-------- GIVEN RECORDS --------

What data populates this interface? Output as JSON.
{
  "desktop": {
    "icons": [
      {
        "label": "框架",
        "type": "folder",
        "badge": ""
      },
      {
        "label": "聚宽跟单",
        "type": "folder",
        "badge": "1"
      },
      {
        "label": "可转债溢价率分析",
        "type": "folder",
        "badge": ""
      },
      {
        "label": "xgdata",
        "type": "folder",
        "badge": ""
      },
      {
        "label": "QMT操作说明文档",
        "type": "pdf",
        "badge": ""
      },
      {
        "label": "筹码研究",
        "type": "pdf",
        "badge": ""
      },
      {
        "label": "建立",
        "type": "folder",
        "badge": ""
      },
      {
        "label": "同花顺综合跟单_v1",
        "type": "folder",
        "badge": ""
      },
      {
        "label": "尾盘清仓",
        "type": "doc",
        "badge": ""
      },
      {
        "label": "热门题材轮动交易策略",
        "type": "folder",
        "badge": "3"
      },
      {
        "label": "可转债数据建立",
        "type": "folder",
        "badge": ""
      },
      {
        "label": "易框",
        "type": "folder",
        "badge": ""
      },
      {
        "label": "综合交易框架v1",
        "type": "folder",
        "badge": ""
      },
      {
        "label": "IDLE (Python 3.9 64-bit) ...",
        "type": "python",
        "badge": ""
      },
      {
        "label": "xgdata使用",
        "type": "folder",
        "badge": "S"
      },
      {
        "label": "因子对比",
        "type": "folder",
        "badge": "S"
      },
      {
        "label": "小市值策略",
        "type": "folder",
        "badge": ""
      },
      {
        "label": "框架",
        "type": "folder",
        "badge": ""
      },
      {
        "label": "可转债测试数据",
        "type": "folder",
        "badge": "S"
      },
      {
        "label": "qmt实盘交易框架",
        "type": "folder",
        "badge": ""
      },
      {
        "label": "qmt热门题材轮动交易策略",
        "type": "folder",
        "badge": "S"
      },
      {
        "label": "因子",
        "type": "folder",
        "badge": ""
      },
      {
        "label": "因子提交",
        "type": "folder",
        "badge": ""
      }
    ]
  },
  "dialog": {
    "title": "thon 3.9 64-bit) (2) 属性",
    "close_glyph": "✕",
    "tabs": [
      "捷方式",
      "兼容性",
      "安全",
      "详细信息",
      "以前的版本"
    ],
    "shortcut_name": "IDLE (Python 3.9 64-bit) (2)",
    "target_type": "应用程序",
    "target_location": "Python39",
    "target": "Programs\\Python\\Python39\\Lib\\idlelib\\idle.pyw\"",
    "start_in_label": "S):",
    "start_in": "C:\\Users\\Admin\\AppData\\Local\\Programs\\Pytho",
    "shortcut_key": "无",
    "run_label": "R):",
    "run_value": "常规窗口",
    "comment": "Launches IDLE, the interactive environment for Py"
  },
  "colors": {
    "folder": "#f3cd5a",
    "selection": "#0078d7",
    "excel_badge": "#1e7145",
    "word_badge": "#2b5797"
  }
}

--------

* THE PROBLEM
Repeat all of the entries exactly.

* COMPLETE RESPONSE
What data populates this interface? Output as JSON.
{
  "desktop": {
    "icons": [
      {
        "label": "框架",
        "type": "folder",
        "badge": ""
      },
      {
        "label": "聚宽跟单",
        "type": "folder",
        "badge": "1"
      },
      {
        "label": "可转债溢价率分析",
        "type": "folder",
        "badge": ""
      },
      {
        "label": "xgdata",
        "type": "folder",
        "badge": ""
      },
      {
        "label": "QMT操作说明文档",
        "type": "pdf",
        "badge": ""
      },
      {
        "label": "筹码研究",
        "type": "pdf",
        "badge": ""
      },
      {
        "label": "建立",
        "type": "folder",
        "badge": ""
      },
      {
        "label": "同花顺综合跟单_v1",
        "type": "folder",
        "badge": ""
      },
      {
        "label": "尾盘清仓",
        "type": "doc",
        "badge": ""
      },
      {
        "label": "热门题材轮动交易策略",
        "type": "folder",
        "badge": "3"
      },
      {
        "label": "可转债数据建立",
        "type": "folder",
        "badge": ""
      },
      {
        "label": "易框",
        "type": "folder",
        "badge": ""
      },
      {
        "label": "综合交易框架v1",
        "type": "folder",
        "badge": ""
      },
      {
        "label": "IDLE (Python 3.9 64-bit) ...",
        "type": "python",
        "badge": ""
      },
      {
        "label": "xgdata使用",
        "type": "folder",
        "badge": "S"
      },
      {
        "label": "因子对比",
        "type": "folder",
        "badge": "S"
      },
      {
        "label": "小市值策略",
        "type": "folder",
        "badge": ""
      },
      {
        "label": "框架",
        "type": "folder",
        "badge": ""
      },
      {
        "label": "可转债测试数据",
        "type": "folder",
        "badge": "S"
      },
      {
        "label": "qmt实盘交易框架",
        "type": "folder",
        "badge": ""
      },
      {
        "label": "qmt热门题材轮动交易策略",
        "type": "folder",
        "badge": "S"
      },
      {
        "label": "因子",
        "type": "folder",
        "badge": ""
      },
      {
        "label": "因子提交",
        "type": "folder",
        "badge": ""
      }
    ]
  },
  "dialog": {
    "title": "thon 3.9 64-bit) (2) 属性",
    "close_glyph": "✕",
    "tabs": [
      "捷方式",
      "兼容性",
      "安全",
      "详细信息",
      "以前的版本"
    ],
    "shortcut_name": "IDLE (Python 3.9 64-bit) (2)",
    "target_type": "应用程序",
    "target_location": "Python39",
    "target": "Programs\\Python\\Python39\\Lib\\idlelib\\idle.pyw\"",
    "start_in_label": "S):",
    "start_in": "C:\\Users\\Admin\\AppData\\Local\\Programs\\Pytho",
    "shortcut_key": "无",
    "run_label": "R):",
    "run_value": "常规窗口",
    "comment": "Launches IDLE, the interactive environment for Py"
  },
  "colors": {
    "folder": "#f3cd5a",
    "selection": "#0078d7",
    "excel_badge": "#1e7145",
    "word_badge": "#2b5797"
  }
}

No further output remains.